§ Task prompt: Locate every line below that contains the word "Markgraf" and copy it.
• • • • • • •
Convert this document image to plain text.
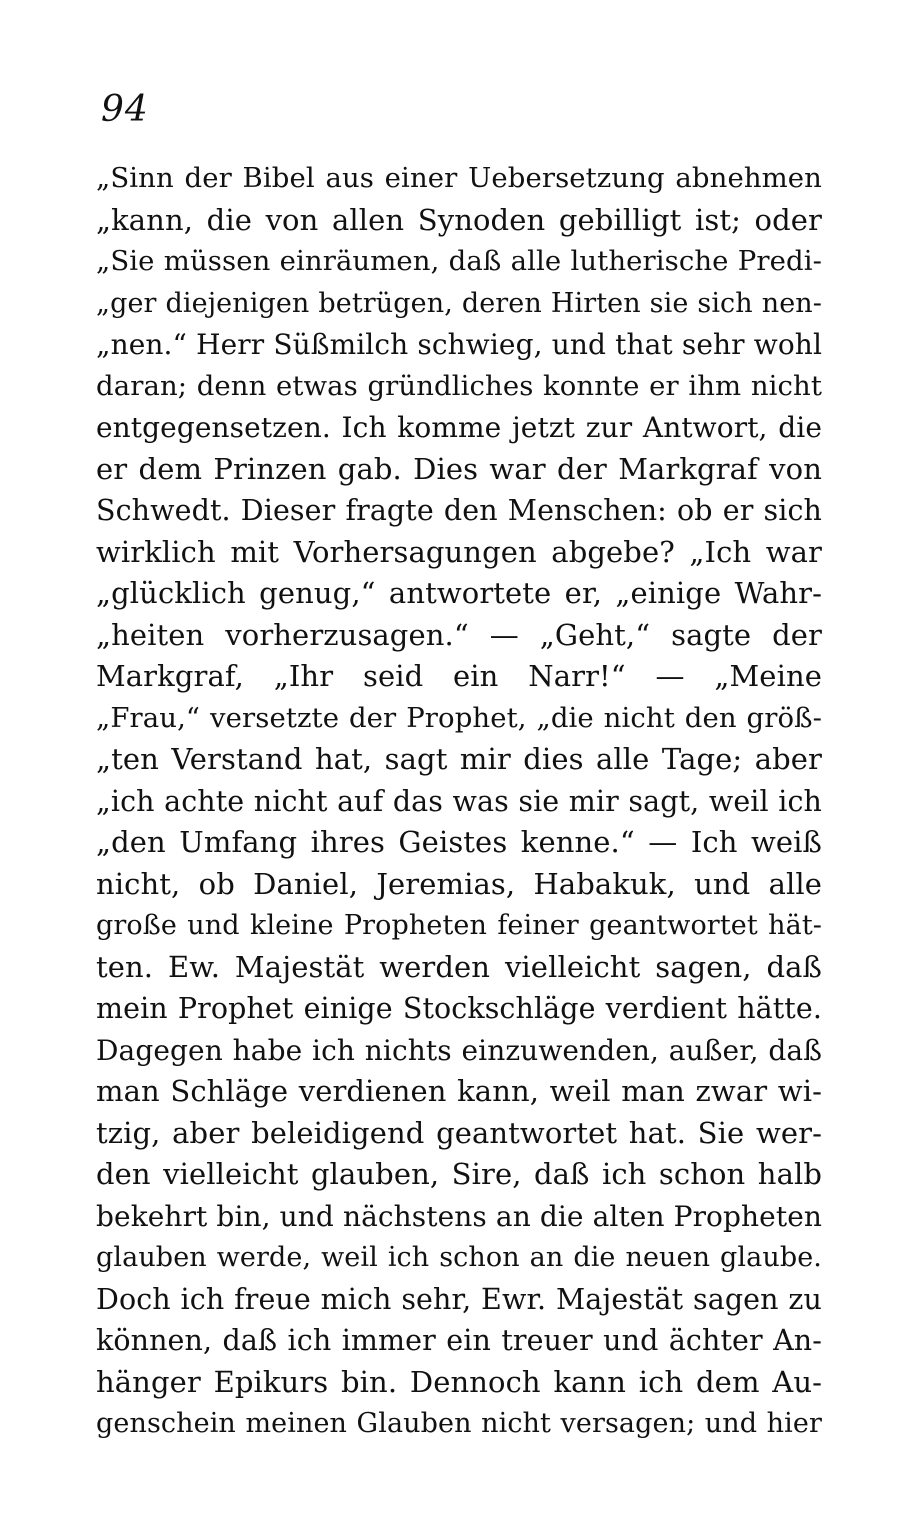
94
„Sinn der Bibel aus einer Uebersetzung abnehmen
„kann, die von allen Synoden gebilligt ist; oder
„Sie müssen einräumen, daß alle lutherische Predi-
„ger diejenigen betrügen, deren Hirten sie sich nen-
„nen.“ Herr Süßmilch schwieg, und that sehr wohl
daran; denn etwas gründliches konnte er ihm nicht
entgegensetzen. Ich komme jetzt zur Antwort, die
er dem Prinzen gab. Dies war der Markgraf von
Schwedt. Dieser fragte den Menschen: ob er sich
wirklich mit Vorhersagungen abgebe? „Ich war
„glücklich genug,“ antwortete er, „einige Wahr-
„heiten vorherzusagen.“ — „Geht,“ sagte der
Markgraf, „Ihr seid ein Narr!“ — „Meine
„Frau,“ versetzte der Prophet, „die nicht den größ-
„ten Verstand hat, sagt mir dies alle Tage; aber
„ich achte nicht auf das was sie mir sagt, weil ich
„den Umfang ihres Geistes kenne.“ — Ich weiß
nicht, ob Daniel, Jeremias, Habakuk, und alle
große und kleine Propheten feiner geantwortet hät-
ten. Ew. Majestät werden vielleicht sagen, daß
mein Prophet einige Stockschläge verdient hätte.
Dagegen habe ich nichts einzuwenden, außer, daß
man Schläge verdienen kann, weil man zwar wi-
tzig, aber beleidigend geantwortet hat. Sie wer-
den vielleicht glauben, Sire, daß ich schon halb
bekehrt bin, und nächstens an die alten Propheten
glauben werde, weil ich schon an die neuen glaube.
Doch ich freue mich sehr, Ewr. Majestät sagen zu
können, daß ich immer ein treuer und ächter An-
hänger Epikurs bin. Dennoch kann ich dem Au-
genschein meinen Glauben nicht versagen; und hier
• • • • • • •
§ Exercise answer:
er dem Prinzen gab. Dies war der Markgraf von
Markgraf, „Ihr seid ein Narr!“ — „Meine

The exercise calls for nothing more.